▶ **Records supplied**
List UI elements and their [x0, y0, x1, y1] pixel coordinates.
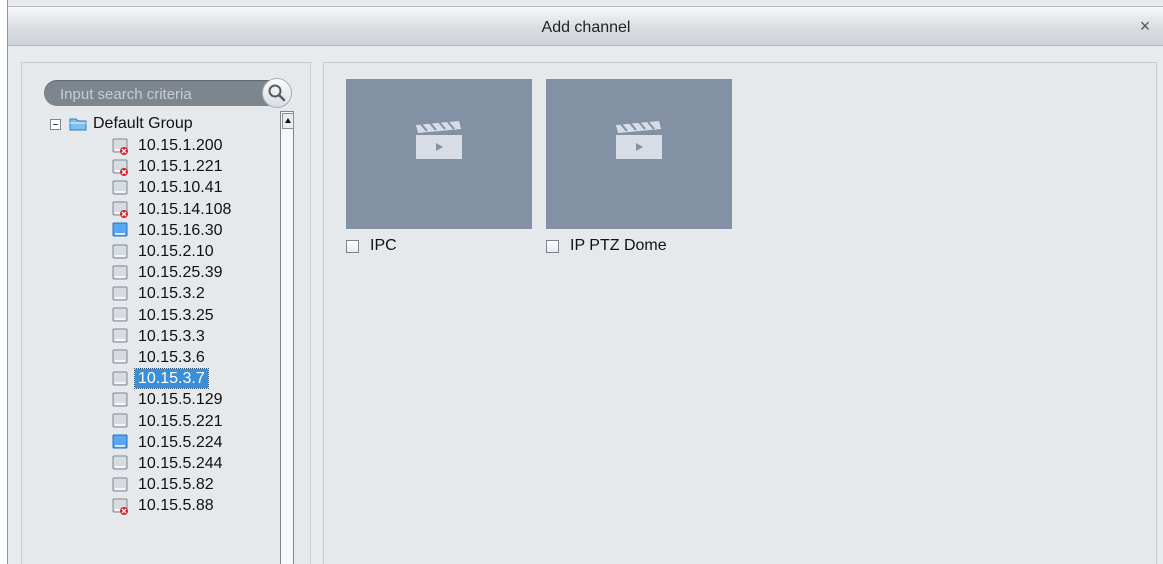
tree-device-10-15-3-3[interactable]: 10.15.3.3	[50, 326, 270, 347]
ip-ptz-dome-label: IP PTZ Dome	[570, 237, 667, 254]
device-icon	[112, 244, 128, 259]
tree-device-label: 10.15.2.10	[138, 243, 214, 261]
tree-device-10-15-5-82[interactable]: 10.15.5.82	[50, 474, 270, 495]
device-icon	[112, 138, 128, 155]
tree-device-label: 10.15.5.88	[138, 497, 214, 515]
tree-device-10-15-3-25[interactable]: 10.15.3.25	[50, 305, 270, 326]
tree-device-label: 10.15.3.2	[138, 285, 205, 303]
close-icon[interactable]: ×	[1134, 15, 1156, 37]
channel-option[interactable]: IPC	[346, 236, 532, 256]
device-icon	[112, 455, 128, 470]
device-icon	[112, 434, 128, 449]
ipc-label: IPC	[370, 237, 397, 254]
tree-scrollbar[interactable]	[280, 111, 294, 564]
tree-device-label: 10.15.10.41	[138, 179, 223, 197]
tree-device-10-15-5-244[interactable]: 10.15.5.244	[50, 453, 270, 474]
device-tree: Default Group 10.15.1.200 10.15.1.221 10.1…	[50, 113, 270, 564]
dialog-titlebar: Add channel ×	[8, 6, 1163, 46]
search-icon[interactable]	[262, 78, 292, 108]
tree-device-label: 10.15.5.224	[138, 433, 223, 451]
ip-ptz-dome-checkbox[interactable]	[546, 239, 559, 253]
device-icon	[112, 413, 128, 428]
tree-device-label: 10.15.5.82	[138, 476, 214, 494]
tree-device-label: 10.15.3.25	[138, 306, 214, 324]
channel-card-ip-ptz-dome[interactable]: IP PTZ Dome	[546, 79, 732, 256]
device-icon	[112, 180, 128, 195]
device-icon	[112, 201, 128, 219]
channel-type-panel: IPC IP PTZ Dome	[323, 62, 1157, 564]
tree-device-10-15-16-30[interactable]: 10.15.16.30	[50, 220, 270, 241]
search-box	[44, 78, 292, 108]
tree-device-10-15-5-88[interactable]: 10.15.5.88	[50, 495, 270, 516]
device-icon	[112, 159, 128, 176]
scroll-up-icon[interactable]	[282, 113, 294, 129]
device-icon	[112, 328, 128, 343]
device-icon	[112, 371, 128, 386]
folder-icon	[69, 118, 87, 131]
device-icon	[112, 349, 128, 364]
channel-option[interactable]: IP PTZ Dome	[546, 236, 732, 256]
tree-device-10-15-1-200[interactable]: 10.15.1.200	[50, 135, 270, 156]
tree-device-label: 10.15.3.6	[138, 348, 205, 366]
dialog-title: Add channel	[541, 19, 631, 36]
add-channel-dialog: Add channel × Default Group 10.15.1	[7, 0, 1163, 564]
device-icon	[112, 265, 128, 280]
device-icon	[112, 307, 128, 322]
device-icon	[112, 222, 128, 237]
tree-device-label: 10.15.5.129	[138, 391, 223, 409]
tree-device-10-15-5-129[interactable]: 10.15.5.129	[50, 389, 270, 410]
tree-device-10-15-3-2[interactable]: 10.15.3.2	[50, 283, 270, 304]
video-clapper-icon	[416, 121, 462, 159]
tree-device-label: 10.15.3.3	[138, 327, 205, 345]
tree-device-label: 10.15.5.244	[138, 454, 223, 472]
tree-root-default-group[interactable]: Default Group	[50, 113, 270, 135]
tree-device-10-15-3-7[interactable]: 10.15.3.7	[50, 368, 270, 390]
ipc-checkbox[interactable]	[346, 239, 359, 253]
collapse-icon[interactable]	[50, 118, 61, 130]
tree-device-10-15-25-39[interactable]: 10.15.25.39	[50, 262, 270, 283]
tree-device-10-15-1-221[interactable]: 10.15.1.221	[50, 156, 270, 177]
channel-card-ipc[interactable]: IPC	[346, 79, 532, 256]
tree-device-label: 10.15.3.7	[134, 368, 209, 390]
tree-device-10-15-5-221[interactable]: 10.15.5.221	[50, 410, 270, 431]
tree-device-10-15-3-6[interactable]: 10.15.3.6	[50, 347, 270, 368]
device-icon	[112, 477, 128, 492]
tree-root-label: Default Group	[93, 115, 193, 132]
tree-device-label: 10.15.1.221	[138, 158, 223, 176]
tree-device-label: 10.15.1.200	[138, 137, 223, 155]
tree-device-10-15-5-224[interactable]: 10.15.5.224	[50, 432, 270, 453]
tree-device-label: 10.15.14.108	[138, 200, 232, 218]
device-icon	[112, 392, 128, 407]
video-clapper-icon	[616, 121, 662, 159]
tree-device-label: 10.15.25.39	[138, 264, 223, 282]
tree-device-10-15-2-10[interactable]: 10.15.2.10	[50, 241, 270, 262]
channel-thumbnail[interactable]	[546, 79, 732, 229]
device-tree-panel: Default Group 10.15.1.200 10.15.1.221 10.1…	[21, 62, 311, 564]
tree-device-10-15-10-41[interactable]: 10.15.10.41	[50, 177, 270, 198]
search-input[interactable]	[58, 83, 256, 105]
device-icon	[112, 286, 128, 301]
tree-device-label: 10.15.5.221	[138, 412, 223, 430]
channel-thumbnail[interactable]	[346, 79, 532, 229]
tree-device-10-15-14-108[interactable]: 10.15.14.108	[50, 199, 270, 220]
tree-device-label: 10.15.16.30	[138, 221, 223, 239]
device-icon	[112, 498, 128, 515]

▶ **Aim of the exercise**
Print the lines of the records above verbatim, omitting the pictures.

▶ **Answer to this problem**
List UI elements and their [x0, y0, x1, y1] pixel coordinates.
tree-device-10-15-3-3[interactable]: 10.15.3.3	[50, 326, 270, 347]
ip-ptz-dome-label: IP PTZ Dome	[570, 237, 667, 254]
device-icon	[112, 244, 128, 259]
tree-device-label: 10.15.2.10	[138, 243, 214, 261]
tree-device-10-15-5-82[interactable]: 10.15.5.82	[50, 474, 270, 495]
device-icon	[112, 138, 128, 155]
tree-device-label: 10.15.5.88	[138, 497, 214, 515]
tree-device-10-15-3-25[interactable]: 10.15.3.25	[50, 305, 270, 326]
tree-device-label: 10.15.3.2	[138, 285, 205, 303]
close-icon[interactable]: ×	[1134, 15, 1156, 37]
channel-option[interactable]: IPC	[346, 236, 532, 256]
device-icon	[112, 455, 128, 470]
device-icon	[112, 434, 128, 449]
ipc-label: IPC	[370, 237, 397, 254]
tree-scrollbar[interactable]	[280, 111, 294, 564]
tree-device-label: 10.15.10.41	[138, 179, 223, 197]
tree-device-10-15-5-244[interactable]: 10.15.5.244	[50, 453, 270, 474]
device-tree: Default Group 10.15.1.200 10.15.1.221 10.1…	[50, 113, 270, 564]
dialog-titlebar: Add channel ×	[8, 6, 1163, 46]
search-icon[interactable]	[262, 78, 292, 108]
tree-device-label: 10.15.5.224	[138, 433, 223, 451]
ip-ptz-dome-checkbox[interactable]	[546, 239, 559, 253]
device-icon	[112, 413, 128, 428]
tree-device-label: 10.15.5.82	[138, 476, 214, 494]
tree-device-label: 10.15.3.25	[138, 306, 214, 324]
channel-card-ip-ptz-dome[interactable]: IP PTZ Dome	[546, 79, 732, 256]
device-icon	[112, 180, 128, 195]
device-icon	[112, 201, 128, 219]
channel-type-panel: IPC IP PTZ Dome	[323, 62, 1157, 564]
tree-device-10-15-16-30[interactable]: 10.15.16.30	[50, 220, 270, 241]
search-box	[44, 78, 292, 108]
tree-device-10-15-5-88[interactable]: 10.15.5.88	[50, 495, 270, 516]
device-icon	[112, 159, 128, 176]
scroll-up-icon[interactable]	[282, 113, 294, 129]
device-icon	[112, 328, 128, 343]
device-icon	[112, 371, 128, 386]
folder-icon	[69, 118, 87, 131]
device-icon	[112, 349, 128, 364]
channel-option[interactable]: IP PTZ Dome	[546, 236, 732, 256]
tree-device-10-15-1-200[interactable]: 10.15.1.200	[50, 135, 270, 156]
tree-device-label: 10.15.3.6	[138, 348, 205, 366]
dialog-title: Add channel	[541, 19, 631, 36]
add-channel-dialog: Add channel × Default Group 10.15.1	[7, 0, 1163, 564]
device-icon	[112, 265, 128, 280]
device-icon	[112, 307, 128, 322]
device-icon	[112, 222, 128, 237]
tree-device-label: 10.15.5.129	[138, 391, 223, 409]
tree-device-10-15-5-129[interactable]: 10.15.5.129	[50, 389, 270, 410]
tree-device-10-15-3-2[interactable]: 10.15.3.2	[50, 283, 270, 304]
video-clapper-icon	[416, 121, 462, 159]
tree-device-label: 10.15.3.3	[138, 327, 205, 345]
tree-device-label: 10.15.5.244	[138, 454, 223, 472]
tree-root-default-group[interactable]: Default Group	[50, 113, 270, 135]
tree-device-10-15-3-7[interactable]: 10.15.3.7	[50, 368, 270, 390]
ipc-checkbox[interactable]	[346, 239, 359, 253]
collapse-icon[interactable]	[50, 118, 61, 130]
tree-device-10-15-25-39[interactable]: 10.15.25.39	[50, 262, 270, 283]
tree-device-10-15-1-221[interactable]: 10.15.1.221	[50, 156, 270, 177]
channel-card-ipc[interactable]: IPC	[346, 79, 532, 256]
tree-device-label: 10.15.3.7	[134, 368, 209, 390]
tree-device-10-15-5-221[interactable]: 10.15.5.221	[50, 410, 270, 431]
tree-device-10-15-3-6[interactable]: 10.15.3.6	[50, 347, 270, 368]
device-icon	[112, 477, 128, 492]
tree-root-label: Default Group	[93, 115, 193, 132]
tree-device-label: 10.15.1.221	[138, 158, 223, 176]
tree-device-label: 10.15.1.200	[138, 137, 223, 155]
tree-device-10-15-5-224[interactable]: 10.15.5.224	[50, 432, 270, 453]
tree-device-label: 10.15.14.108	[138, 200, 232, 218]
device-icon	[112, 392, 128, 407]
video-clapper-icon	[616, 121, 662, 159]
tree-device-label: 10.15.25.39	[138, 264, 223, 282]
tree-device-10-15-2-10[interactable]: 10.15.2.10	[50, 241, 270, 262]
channel-thumbnail[interactable]	[546, 79, 732, 229]
device-tree-panel: Default Group 10.15.1.200 10.15.1.221 10.1…	[21, 62, 311, 564]
tree-device-10-15-10-41[interactable]: 10.15.10.41	[50, 177, 270, 198]
search-input[interactable]	[58, 83, 256, 105]
device-icon	[112, 286, 128, 301]
tree-device-label: 10.15.5.221	[138, 412, 223, 430]
channel-thumbnail[interactable]	[346, 79, 532, 229]
tree-device-10-15-14-108[interactable]: 10.15.14.108	[50, 199, 270, 220]
tree-device-label: 10.15.16.30	[138, 221, 223, 239]
device-icon	[112, 498, 128, 515]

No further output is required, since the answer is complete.